··· Records supplied ···

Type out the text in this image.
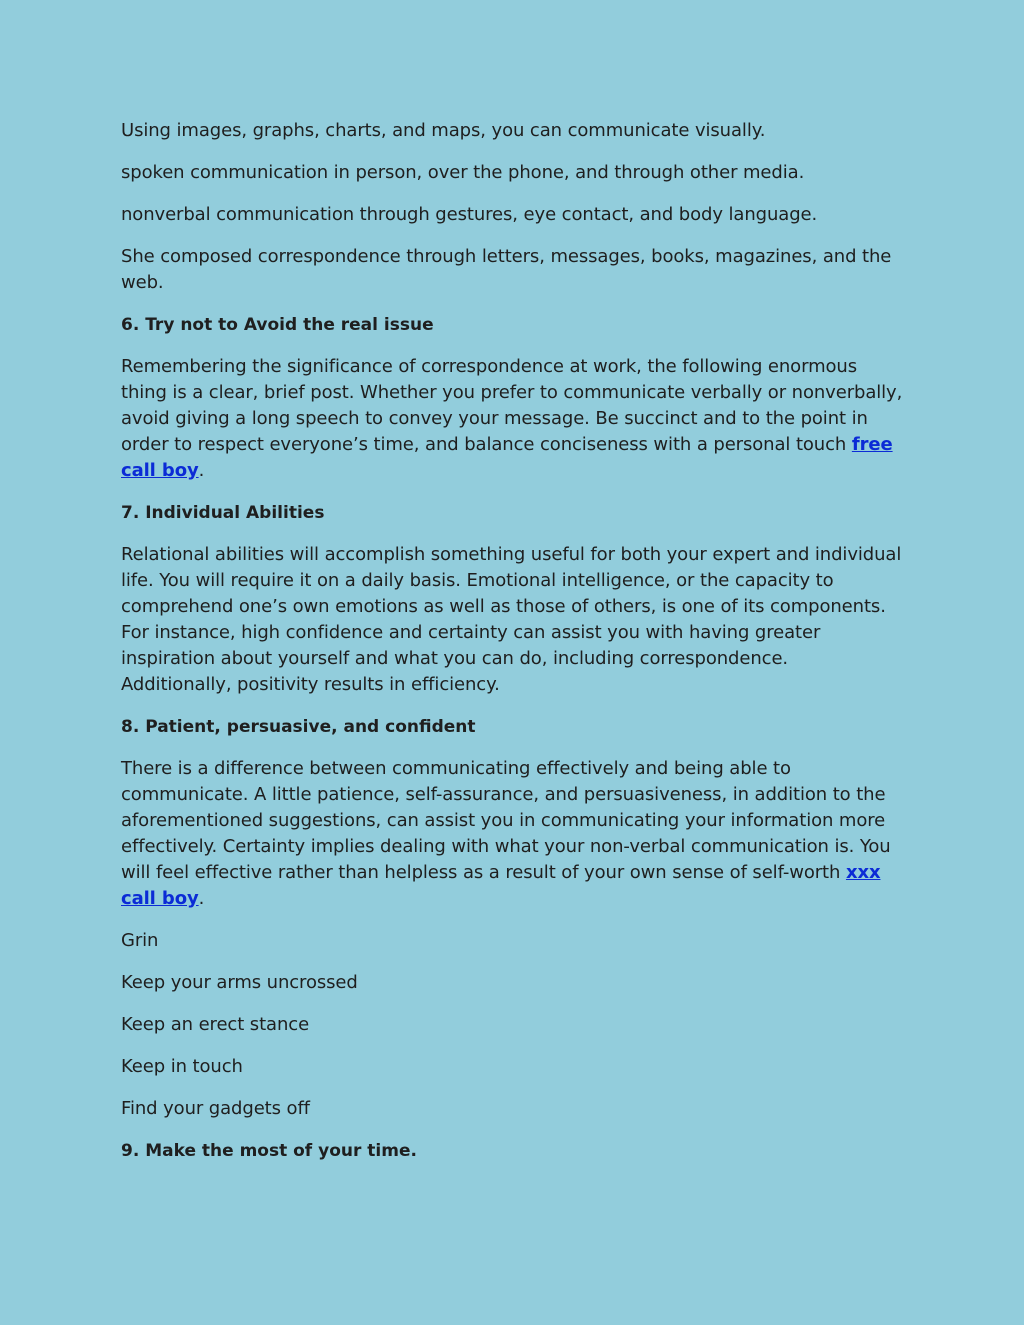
Using images, graphs, charts, and maps, you can communicate visually.

spoken communication in person, over the phone, and through other media.

nonverbal communication through gestures, eye contact, and body language.

She composed correspondence through letters, messages, books, magazines, and the web.

6. Try not to Avoid the real issue

Remembering the significance of correspondence at work, the following enormous thing is a clear, brief post. Whether you prefer to communicate verbally or nonverbally, avoid giving a long speech to convey your message. Be succinct and to the point in order to respect everyone’s time, and balance conciseness with a personal touch free call boy.

7. Individual Abilities

Relational abilities will accomplish something useful for both your expert and individual life. You will require it on a daily basis. Emotional intelligence, or the capacity to comprehend one’s own emotions as well as those of others, is one of its components. For instance, high confidence and certainty can assist you with having greater inspiration about yourself and what you can do, including correspondence. Additionally, positivity results in efficiency.

8. Patient, persuasive, and confident

There is a difference between communicating effectively and being able to communicate. A little patience, self-assurance, and persuasiveness, in addition to the aforementioned suggestions, can assist you in communicating your information more effectively. Certainty implies dealing with what your non-verbal communication is. You will feel effective rather than helpless as a result of your own sense of self-worth xxx call boy.

Grin

Keep your arms uncrossed

Keep an erect stance

Keep in touch

Find your gadgets off

9. Make the most of your time.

···

Go through the listing above and pull out each line containing the word "assist".

Reply to the task:
Relational abilities will accomplish something useful for both your expert and individual life. You will require it on a daily basis. Emotional intelligence, or the capacity to comprehend one’s own emotions as well as those of others, is one of its components. For instance, high confidence and certainty can assist you with having greater inspiration about yourself and what you can do, including correspondence. Additionally, positivity results in efficiency.
There is a difference between communicating effectively and being able to communicate. A little patience, self-assurance, and persuasiveness, in addition to the aforementioned suggestions, can assist you in communicating your information more effectively. Certainty implies dealing with what your non-verbal communication is. You will feel effective rather than helpless as a result of your own sense of self-worth xxx call boy.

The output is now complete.